Work to complete: Every line holding the string "현지인들의" should be gathered.

Provided information:
○ ○ ○ ○

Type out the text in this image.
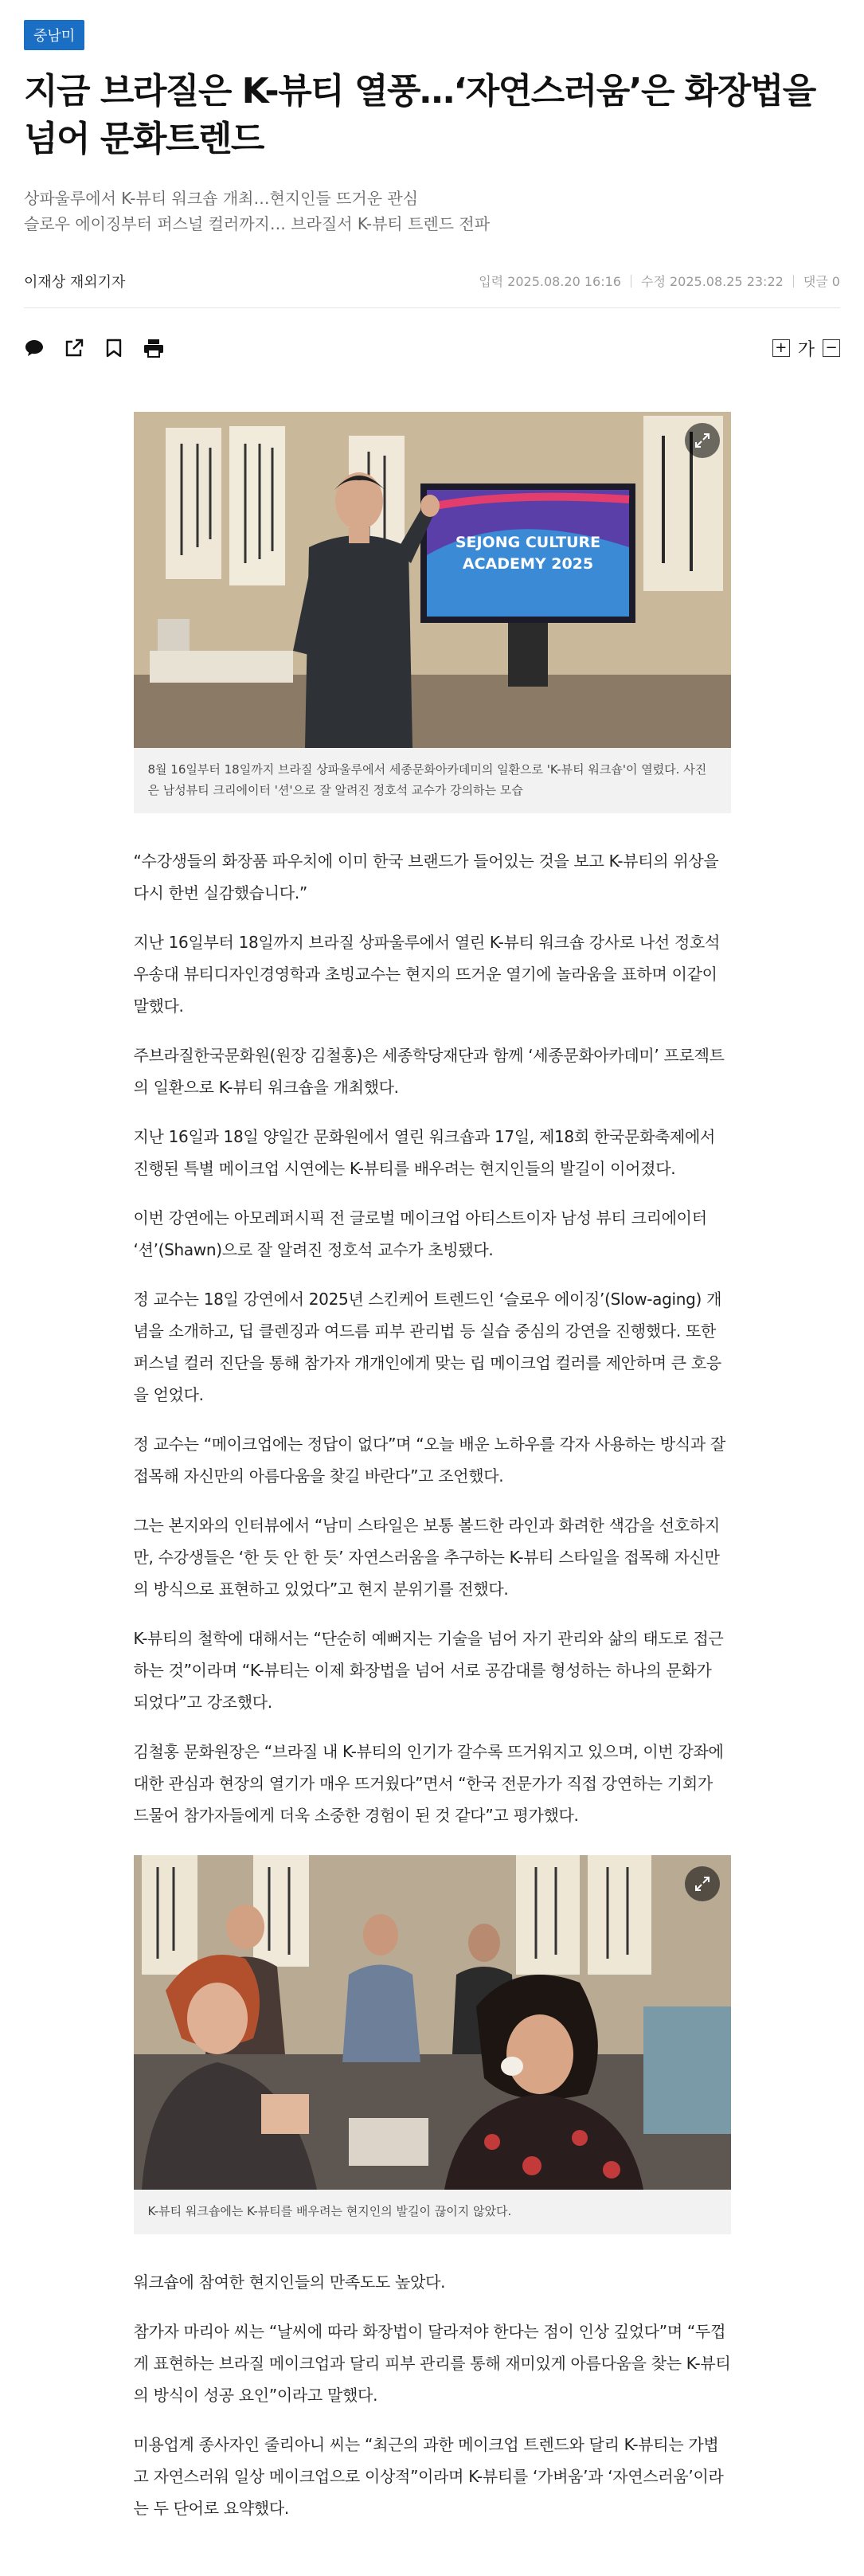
중남미
지금 브라질은 K-뷰티 열풍…‘자연스러움’은 화장법을 넘어 문화트렌드
상파울루에서 K-뷰티 워크숍 개최…현지인들 뜨거운 관심
슬로우 에이징부터 퍼스널 컬러까지… 브라질서 K-뷰티 트렌드 전파
이재상 재외기자	입력 2025.08.20 16:16 수정 2025.08.25 23:22 댓글 0
+ 가 −
SEJONG CULTURE
ACADEMY 2025
8월 16일부터 18일까지 브라질 상파울루에서 세종문화아카데미의 일환으로 'K-뷰티 워크숍'이 열렸다. 사진은 남성뷰티 크리에이터 '션'으로 잘 알려진 정호석 교수가 강의하는 모습

“수강생들의 화장품 파우치에 이미 한국 브랜드가 들어있는 것을 보고 K-뷰티의 위상을 다시 한번 실감했습니다.”

지난 16일부터 18일까지 브라질 상파울루에서 열린 K-뷰티 워크숍 강사로 나선 정호석 우송대 뷰티디자인경영학과 초빙교수는 현지의 뜨거운 열기에 놀라움을 표하며 이같이 말했다.

주브라질한국문화원(원장 김철홍)은 세종학당재단과 함께 ‘세종문화아카데미’ 프로젝트의 일환으로 K-뷰티 워크숍을 개최했다.

지난 16일과 18일 양일간 문화원에서 열린 워크숍과 17일, 제18회 한국문화축제에서 진행된 특별 메이크업 시연에는 K-뷰티를 배우려는 현지인들의 발길이 이어졌다.

이번 강연에는 아모레퍼시픽 전 글로벌 메이크업 아티스트이자 남성 뷰티 크리에이터 ‘션’(Shawn)으로 잘 알려진 정호석 교수가 초빙됐다.

정 교수는 18일 강연에서 2025년 스킨케어 트렌드인 ‘슬로우 에이징’(Slow-aging) 개념을 소개하고, 딥 클렌징과 여드름 피부 관리법 등 실습 중심의 강연을 진행했다. 또한 퍼스널 컬러 진단을 통해 참가자 개개인에게 맞는 립 메이크업 컬러를 제안하며 큰 호응을 얻었다.

정 교수는 “메이크업에는 정답이 없다”며 “오늘 배운 노하우를 각자 사용하는 방식과 잘 접목해 자신만의 아름다움을 찾길 바란다”고 조언했다.

그는 본지와의 인터뷰에서 “남미 스타일은 보통 볼드한 라인과 화려한 색감을 선호하지만, 수강생들은 ‘한 듯 안 한 듯’ 자연스러움을 추구하는 K-뷰티 스타일을 접목해 자신만의 방식으로 표현하고 있었다”고 현지 분위기를 전했다.

K-뷰티의 철학에 대해서는 “단순히 예뻐지는 기술을 넘어 자기 관리와 삶의 태도로 접근하는 것”이라며 “K-뷰티는 이제 화장법을 넘어 서로 공감대를 형성하는 하나의 문화가 되었다”고 강조했다.

김철홍 문화원장은 “브라질 내 K-뷰티의 인기가 갈수록 뜨거워지고 있으며, 이번 강좌에 대한 관심과 현장의 열기가 매우 뜨거웠다”면서 “한국 전문가가 직접 강연하는 기회가 드물어 참가자들에게 더욱 소중한 경험이 된 것 같다”고 평가했다.

K-뷰티 워크숍에는 K-뷰티를 배우려는 현지인의 발길이 끊이지 않았다.

워크숍에 참여한 현지인들의 만족도도 높았다.

참가자 마리아 씨는 “날씨에 따라 화장법이 달라져야 한다는 점이 인상 깊었다”며 “두껍게 표현하는 브라질 메이크업과 달리 피부 관리를 통해 재미있게 아름다움을 찾는 K-뷰티의 방식이 성공 요인”이라고 말했다.

미용업계 종사자인 줄리아니 씨는 “최근의 과한 메이크업 트렌드와 달리 K-뷰티는 가볍고 자연스러워 일상 메이크업으로 이상적”이라며 K-뷰티를 ‘가벼움’과 ‘자연스러움’이라는 두 단어로 요약했다.
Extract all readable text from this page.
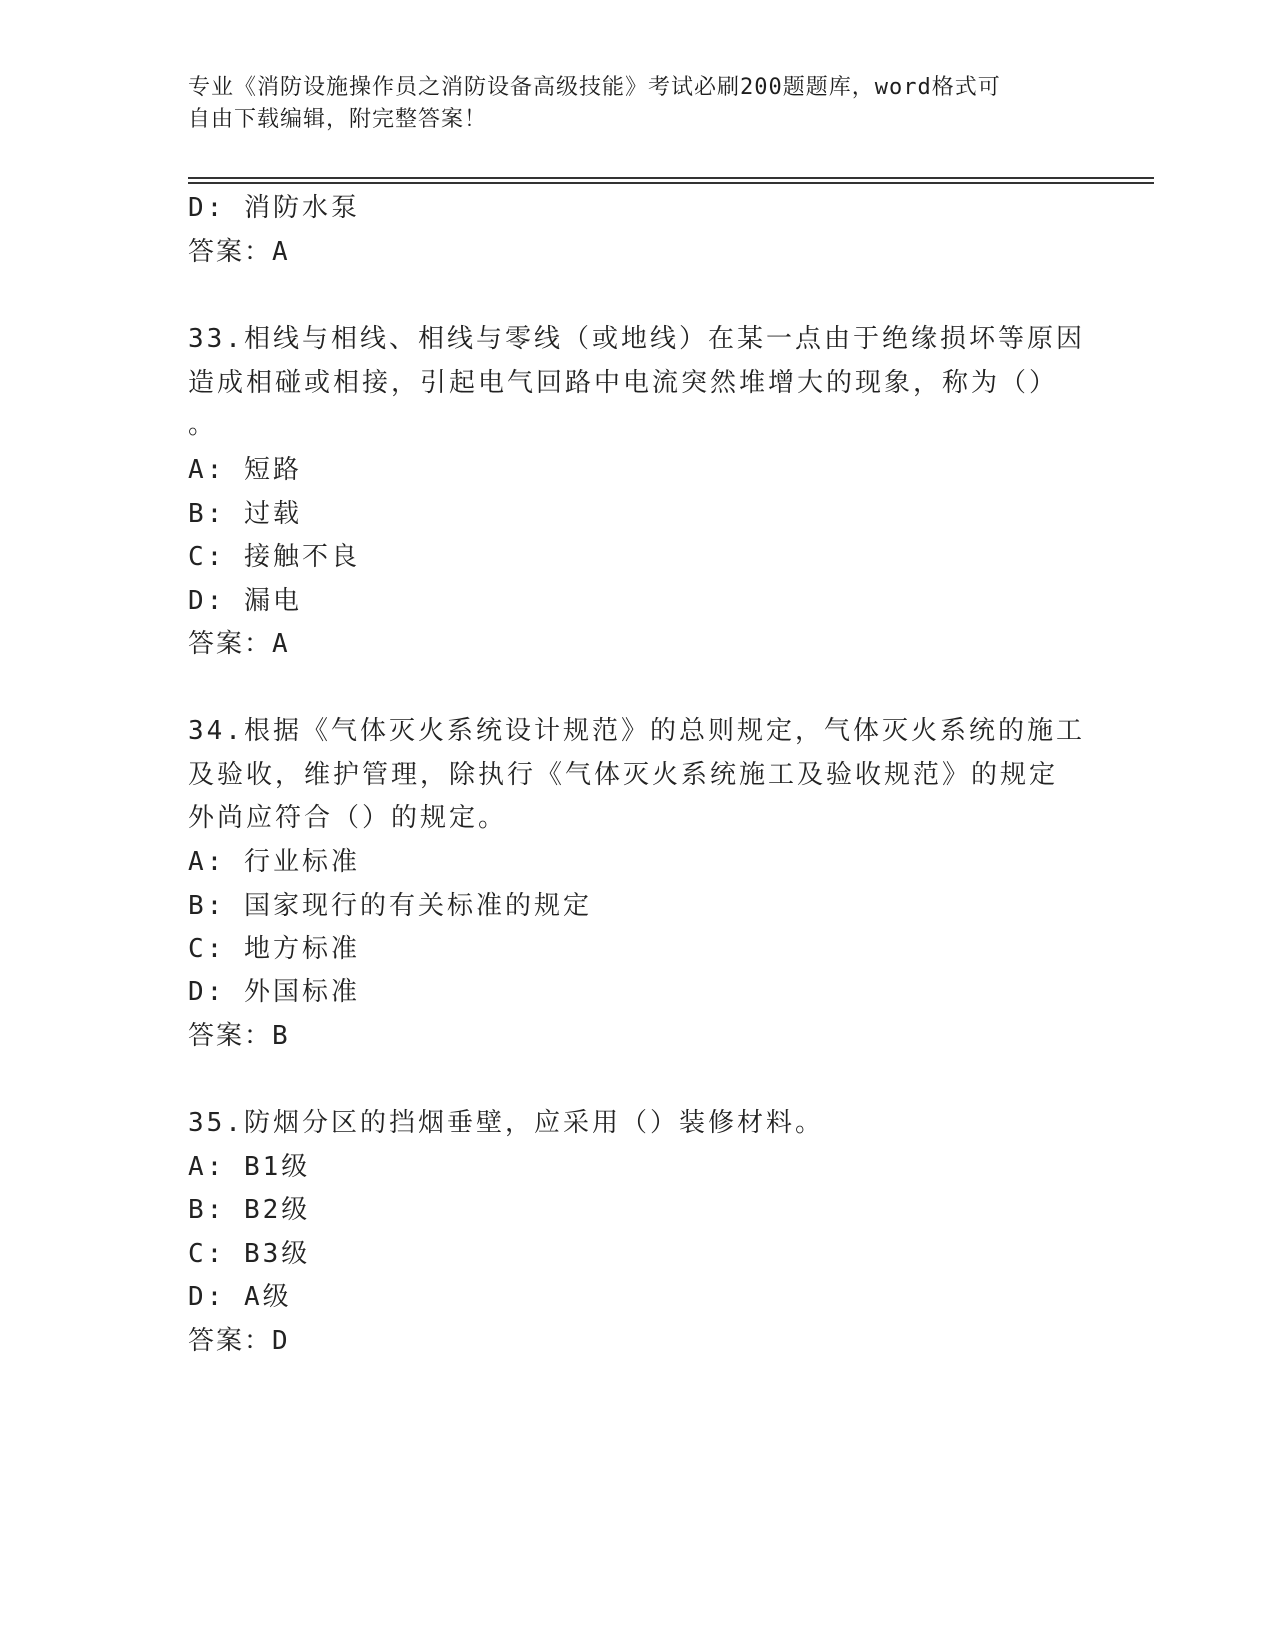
专业《消防设施操作员之消防设备高级技能》考试必刷200题题库，word格式可
自由下载编辑，附完整答案！
D: 消防水泵
答案：A
33.相线与相线、相线与零线（或地线）在某一点由于绝缘损坏等原因
造成相碰或相接，引起电气回路中电流突然堆增大的现象，称为（）
。
A: 短路
B: 过载
C: 接触不良
D: 漏电
答案：A
34.根据《气体灭火系统设计规范》的总则规定，气体灭火系统的施工
及验收，维护管理，除执行《气体灭火系统施工及验收规范》的规定
外尚应符合（）的规定。
A: 行业标准
B: 国家现行的有关标准的规定
C: 地方标准
D: 外国标准
答案：B
35.防烟分区的挡烟垂壁，应采用（）装修材料。
A: B1级
B: B2级
C: B3级
D: A级
答案：D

○ ○ ○ ○

Answer for this exercise:
지난 16일과 18일 양일간 문화원에서 열린 워크숍과 17일, 제18회 한국문화축제에서 진행된 특별 메이크업 시연에는 K-뷰티를 배우려는 현지인들의 발길이 이어졌다.
워크숍에 참여한 현지인들의 만족도도 높았다.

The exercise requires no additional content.